Extracted records:
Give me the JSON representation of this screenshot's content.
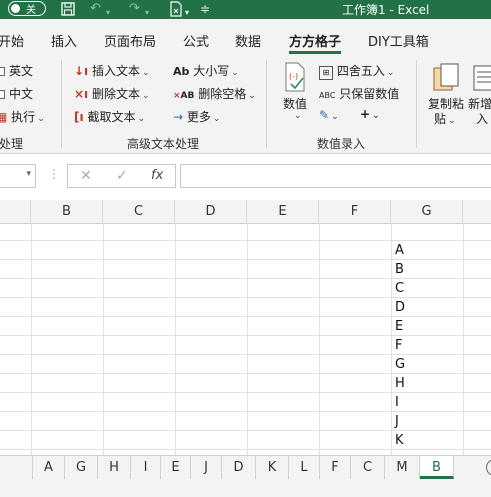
{
  "titlebar": {
    "autosave_label": "关",
    "window_title": "工作簿1  -  Excel",
    "icons": [
      "toggle-autosave",
      "save-icon",
      "undo-icon",
      "redo-icon",
      "touch-mode-icon",
      "customize-qat-icon"
    ]
  },
  "ribbon_tabs": [
    {
      "label": "开始"
    },
    {
      "label": "插入"
    },
    {
      "label": "页面布局"
    },
    {
      "label": "公式"
    },
    {
      "label": "数据"
    },
    {
      "label": "方方格子",
      "active": true
    },
    {
      "label": "DIY工具箱"
    }
  ],
  "ribbon": {
    "group_left": {
      "items": [
        "英文",
        "中文",
        "执行"
      ],
      "label": "处理"
    },
    "group_text": {
      "items": [
        "插入文本",
        "删除文本",
        "截取文本",
        "大小写",
        "删除空格",
        "更多"
      ],
      "label": "高级文本处理"
    },
    "group_number": {
      "value_button": "数值",
      "items": [
        "四舍五入",
        "只保留数值"
      ],
      "plus_label": "+",
      "label": "数值录入"
    },
    "group_right": {
      "copy_paste": [
        "复制粘",
        "贴"
      ],
      "add_insert": [
        "新增",
        "入"
      ]
    }
  },
  "formula_bar": {
    "cancel": "✕",
    "enter": "✓",
    "fx": "fx",
    "value": ""
  },
  "columns": [
    "B",
    "C",
    "D",
    "E",
    "F",
    "G"
  ],
  "cells_G": [
    "A",
    "B",
    "C",
    "D",
    "E",
    "F",
    "G",
    "H",
    "I",
    "J",
    "K"
  ],
  "sheet_tabs": [
    {
      "label": "A"
    },
    {
      "label": "G"
    },
    {
      "label": "H"
    },
    {
      "label": "I"
    },
    {
      "label": "E"
    },
    {
      "label": "J"
    },
    {
      "label": "D"
    },
    {
      "label": "K"
    },
    {
      "label": "L"
    },
    {
      "label": "F"
    },
    {
      "label": "C"
    },
    {
      "label": "M"
    },
    {
      "label": "B",
      "active": true
    }
  ],
  "colors": {
    "brand": "#217346",
    "ribbon_bg": "#f3f3f3"
  }
}
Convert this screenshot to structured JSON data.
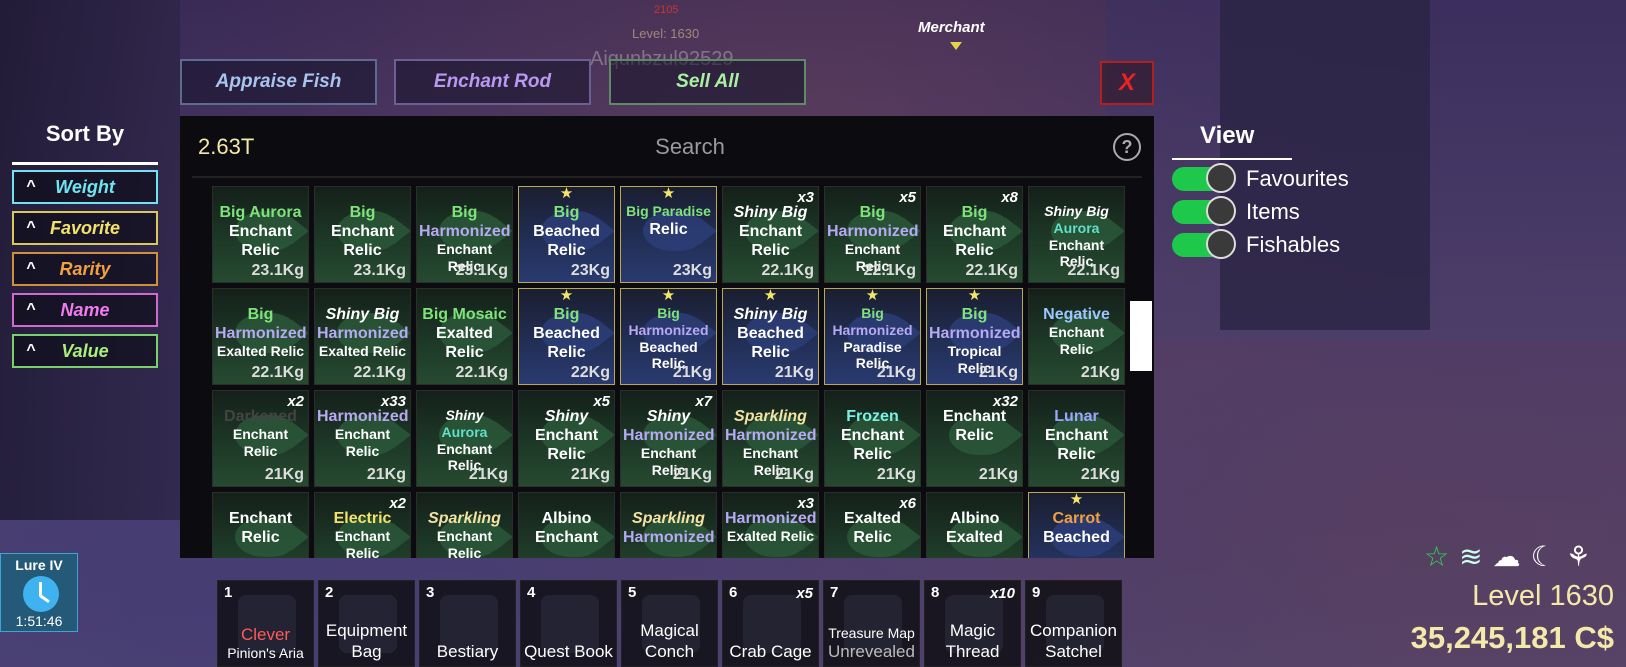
{
  "world": {
    "player_name": "Aiqunbzul92529",
    "player_level_tag": "Level: 1630",
    "damage_tag": "2105",
    "merchant_label": "Merchant"
  },
  "top_buttons": {
    "appraise": "Appraise Fish",
    "enchant": "Enchant Rod",
    "sell": "Sell All",
    "close": "X"
  },
  "sort": {
    "title": "Sort By",
    "options": [
      {
        "label": "Weight",
        "color": "#6fe3ef",
        "border": "#6fe3ef",
        "arrow": "^"
      },
      {
        "label": "Favorite",
        "color": "#f3e26a",
        "border": "#d8c85a",
        "arrow": "^"
      },
      {
        "label": "Rarity",
        "color": "#f0a040",
        "border": "#d0903a",
        "arrow": "^"
      },
      {
        "label": "Name",
        "color": "#f07af0",
        "border": "#d06ad0",
        "arrow": "^"
      },
      {
        "label": "Value",
        "color": "#a9f07a",
        "border": "#7ad06a",
        "arrow": "^"
      }
    ]
  },
  "inventory": {
    "total": "2.63T",
    "search_placeholder": "Search",
    "help": "?",
    "items": [
      {
        "lines": [
          [
            "Big Aurora",
            "mod-green"
          ],
          [
            "Enchant",
            "mod-white"
          ],
          [
            "Relic",
            "mod-white"
          ]
        ],
        "weight": "23.1Kg",
        "fav": false,
        "count": ""
      },
      {
        "lines": [
          [
            "Big",
            "mod-green"
          ],
          [
            "Enchant",
            "mod-white"
          ],
          [
            "Relic",
            "mod-white"
          ]
        ],
        "weight": "23.1Kg",
        "fav": false,
        "count": ""
      },
      {
        "lines": [
          [
            "Big",
            "mod-green"
          ],
          [
            "Harmonized",
            "mod-purple"
          ],
          [
            "Enchant Relic",
            "mod-white"
          ]
        ],
        "weight": "23.1Kg",
        "fav": false,
        "count": ""
      },
      {
        "lines": [
          [
            "Big",
            "mod-green"
          ],
          [
            "Beached",
            "mod-white"
          ],
          [
            "Relic",
            "mod-white"
          ]
        ],
        "weight": "23Kg",
        "fav": true,
        "count": ""
      },
      {
        "lines": [
          [
            "Big Paradise",
            "mod-green"
          ],
          [
            "Relic",
            "mod-white"
          ]
        ],
        "weight": "23Kg",
        "fav": true,
        "count": ""
      },
      {
        "lines": [
          [
            "Shiny Big",
            "mod-shiny"
          ],
          [
            "Enchant",
            "mod-white"
          ],
          [
            "Relic",
            "mod-white"
          ]
        ],
        "weight": "22.1Kg",
        "fav": false,
        "count": "x3"
      },
      {
        "lines": [
          [
            "Big",
            "mod-green"
          ],
          [
            "Harmonized",
            "mod-purple"
          ],
          [
            "Enchant Relic",
            "mod-white"
          ]
        ],
        "weight": "22.1Kg",
        "fav": false,
        "count": "x5"
      },
      {
        "lines": [
          [
            "Big",
            "mod-green"
          ],
          [
            "Enchant",
            "mod-white"
          ],
          [
            "Relic",
            "mod-white"
          ]
        ],
        "weight": "22.1Kg",
        "fav": false,
        "count": "x8"
      },
      {
        "lines": [
          [
            "Shiny Big",
            "mod-shiny"
          ],
          [
            "Aurora",
            "mod-aurora"
          ],
          [
            "Enchant",
            "mod-white"
          ],
          [
            "Relic",
            "mod-white"
          ]
        ],
        "weight": "22.1Kg",
        "fav": false,
        "count": ""
      },
      {
        "lines": [
          [
            "Big",
            "mod-green"
          ],
          [
            "Harmonized",
            "mod-purple"
          ],
          [
            "Exalted Relic",
            "mod-white"
          ]
        ],
        "weight": "22.1Kg",
        "fav": false,
        "count": ""
      },
      {
        "lines": [
          [
            "Shiny Big",
            "mod-shiny"
          ],
          [
            "Harmonized",
            "mod-purple"
          ],
          [
            "Exalted Relic",
            "mod-white"
          ]
        ],
        "weight": "22.1Kg",
        "fav": false,
        "count": ""
      },
      {
        "lines": [
          [
            "Big Mosaic",
            "mod-green"
          ],
          [
            "Exalted",
            "mod-white"
          ],
          [
            "Relic",
            "mod-white"
          ]
        ],
        "weight": "22.1Kg",
        "fav": false,
        "count": ""
      },
      {
        "lines": [
          [
            "Big",
            "mod-green"
          ],
          [
            "Beached",
            "mod-white"
          ],
          [
            "Relic",
            "mod-white"
          ]
        ],
        "weight": "22Kg",
        "fav": true,
        "count": ""
      },
      {
        "lines": [
          [
            "Big",
            "mod-green"
          ],
          [
            "Harmonized",
            "mod-purple"
          ],
          [
            "Beached",
            "mod-white"
          ],
          [
            "Relic",
            "mod-white"
          ]
        ],
        "weight": "21Kg",
        "fav": true,
        "count": ""
      },
      {
        "lines": [
          [
            "Shiny Big",
            "mod-shiny"
          ],
          [
            "Beached",
            "mod-white"
          ],
          [
            "Relic",
            "mod-white"
          ]
        ],
        "weight": "21Kg",
        "fav": true,
        "count": ""
      },
      {
        "lines": [
          [
            "Big",
            "mod-green"
          ],
          [
            "Harmonized",
            "mod-purple"
          ],
          [
            "Paradise",
            "mod-white"
          ],
          [
            "Relic",
            "mod-white"
          ]
        ],
        "weight": "21Kg",
        "fav": true,
        "count": ""
      },
      {
        "lines": [
          [
            "Big",
            "mod-green"
          ],
          [
            "Harmonized",
            "mod-purple"
          ],
          [
            "Tropical Relic",
            "mod-white"
          ]
        ],
        "weight": "21Kg",
        "fav": true,
        "count": ""
      },
      {
        "lines": [
          [
            "Negative",
            "mod-blue"
          ],
          [
            "Enchant Relic",
            "mod-white"
          ]
        ],
        "weight": "21Kg",
        "fav": false,
        "count": ""
      },
      {
        "lines": [
          [
            "Darkened",
            "mod-dark"
          ],
          [
            "Enchant Relic",
            "mod-white"
          ]
        ],
        "weight": "21Kg",
        "fav": false,
        "count": "x2"
      },
      {
        "lines": [
          [
            "Harmonized",
            "mod-purple"
          ],
          [
            "Enchant Relic",
            "mod-white"
          ]
        ],
        "weight": "21Kg",
        "fav": false,
        "count": "x33"
      },
      {
        "lines": [
          [
            "Shiny",
            "mod-shiny"
          ],
          [
            "Aurora",
            "mod-aurora"
          ],
          [
            "Enchant",
            "mod-white"
          ],
          [
            "Relic",
            "mod-white"
          ]
        ],
        "weight": "21Kg",
        "fav": false,
        "count": ""
      },
      {
        "lines": [
          [
            "Shiny",
            "mod-shiny"
          ],
          [
            "Enchant",
            "mod-white"
          ],
          [
            "Relic",
            "mod-white"
          ]
        ],
        "weight": "21Kg",
        "fav": false,
        "count": "x5"
      },
      {
        "lines": [
          [
            "Shiny",
            "mod-shiny"
          ],
          [
            "Harmonized",
            "mod-purple"
          ],
          [
            "Enchant Relic",
            "mod-white"
          ]
        ],
        "weight": "21Kg",
        "fav": false,
        "count": "x7"
      },
      {
        "lines": [
          [
            "Sparkling",
            "mod-sparkle"
          ],
          [
            "Harmonized",
            "mod-purple"
          ],
          [
            "Enchant Relic",
            "mod-white"
          ]
        ],
        "weight": "21Kg",
        "fav": false,
        "count": ""
      },
      {
        "lines": [
          [
            "Frozen",
            "mod-frozen"
          ],
          [
            "Enchant",
            "mod-white"
          ],
          [
            "Relic",
            "mod-white"
          ]
        ],
        "weight": "21Kg",
        "fav": false,
        "count": ""
      },
      {
        "lines": [
          [
            "Enchant",
            "mod-white"
          ],
          [
            "Relic",
            "mod-white"
          ]
        ],
        "weight": "21Kg",
        "fav": false,
        "count": "x32"
      },
      {
        "lines": [
          [
            "Lunar",
            "mod-lunar"
          ],
          [
            "Enchant",
            "mod-white"
          ],
          [
            "Relic",
            "mod-white"
          ]
        ],
        "weight": "21Kg",
        "fav": false,
        "count": ""
      },
      {
        "lines": [
          [
            "Enchant",
            "mod-white"
          ],
          [
            "Relic",
            "mod-white"
          ]
        ],
        "weight": "",
        "fav": false,
        "count": ""
      },
      {
        "lines": [
          [
            "Electric",
            "mod-yellow"
          ],
          [
            "Enchant Relic",
            "mod-white"
          ]
        ],
        "weight": "",
        "fav": false,
        "count": "x2"
      },
      {
        "lines": [
          [
            "Sparkling",
            "mod-sparkle"
          ],
          [
            "Enchant Relic",
            "mod-white"
          ]
        ],
        "weight": "",
        "fav": false,
        "count": ""
      },
      {
        "lines": [
          [
            "Albino",
            "mod-white"
          ],
          [
            "Enchant",
            "mod-white"
          ]
        ],
        "weight": "",
        "fav": false,
        "count": ""
      },
      {
        "lines": [
          [
            "Sparkling",
            "mod-sparkle"
          ],
          [
            "Harmonized",
            "mod-purple"
          ]
        ],
        "weight": "",
        "fav": false,
        "count": ""
      },
      {
        "lines": [
          [
            "Harmonized",
            "mod-purple"
          ],
          [
            "Exalted Relic",
            "mod-white"
          ]
        ],
        "weight": "",
        "fav": false,
        "count": "x3"
      },
      {
        "lines": [
          [
            "Exalted",
            "mod-white"
          ],
          [
            "Relic",
            "mod-white"
          ]
        ],
        "weight": "",
        "fav": false,
        "count": "x6"
      },
      {
        "lines": [
          [
            "Albino",
            "mod-white"
          ],
          [
            "Exalted",
            "mod-white"
          ]
        ],
        "weight": "",
        "fav": false,
        "count": ""
      },
      {
        "lines": [
          [
            "Carrot",
            "mod-orange"
          ],
          [
            "Beached",
            "mod-white"
          ]
        ],
        "weight": "",
        "fav": true,
        "count": ""
      }
    ]
  },
  "view": {
    "title": "View",
    "toggles": [
      {
        "label": "Favourites",
        "on": true
      },
      {
        "label": "Items",
        "on": true
      },
      {
        "label": "Fishables",
        "on": true
      }
    ]
  },
  "hotbar": [
    {
      "num": "1",
      "label": "Clever",
      "label2": "Pinion's Aria",
      "color": "#ff5a5a",
      "count": "",
      "icon": "rod-icon"
    },
    {
      "num": "2",
      "label": "Equipment",
      "label2": "Bag",
      "color": "#fff",
      "count": "",
      "icon": "bag-icon"
    },
    {
      "num": "3",
      "label": "Bestiary",
      "label2": "",
      "color": "#fff",
      "count": "",
      "icon": "book-icon"
    },
    {
      "num": "4",
      "label": "Quest Book",
      "label2": "",
      "color": "#fff",
      "count": "",
      "icon": "quest-book-icon"
    },
    {
      "num": "5",
      "label": "Magical",
      "label2": "Conch",
      "color": "#fff",
      "count": "",
      "icon": "conch-icon"
    },
    {
      "num": "6",
      "label": "Crab Cage",
      "label2": "",
      "color": "#fff",
      "count": "x5",
      "icon": "crab-cage-icon"
    },
    {
      "num": "7",
      "label": "Treasure Map",
      "label2": "Unrevealed",
      "color": "#fff",
      "count": "",
      "icon": "map-icon"
    },
    {
      "num": "8",
      "label": "Magic",
      "label2": "Thread",
      "color": "#fff",
      "count": "x10",
      "icon": "thread-icon"
    },
    {
      "num": "9",
      "label": "Companion",
      "label2": "Satchel",
      "color": "#fff",
      "count": "",
      "icon": "satchel-icon"
    }
  ],
  "lure": {
    "title": "Lure IV",
    "time": "1:51:46"
  },
  "status": {
    "level": "Level 1630",
    "money": "35,245,181 C$"
  }
}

### Prompt
Copy in full each line that holds the word "Level".

### Exercise response
    "player_level_tag": "Level: 1630",
    "level": "Level 1630",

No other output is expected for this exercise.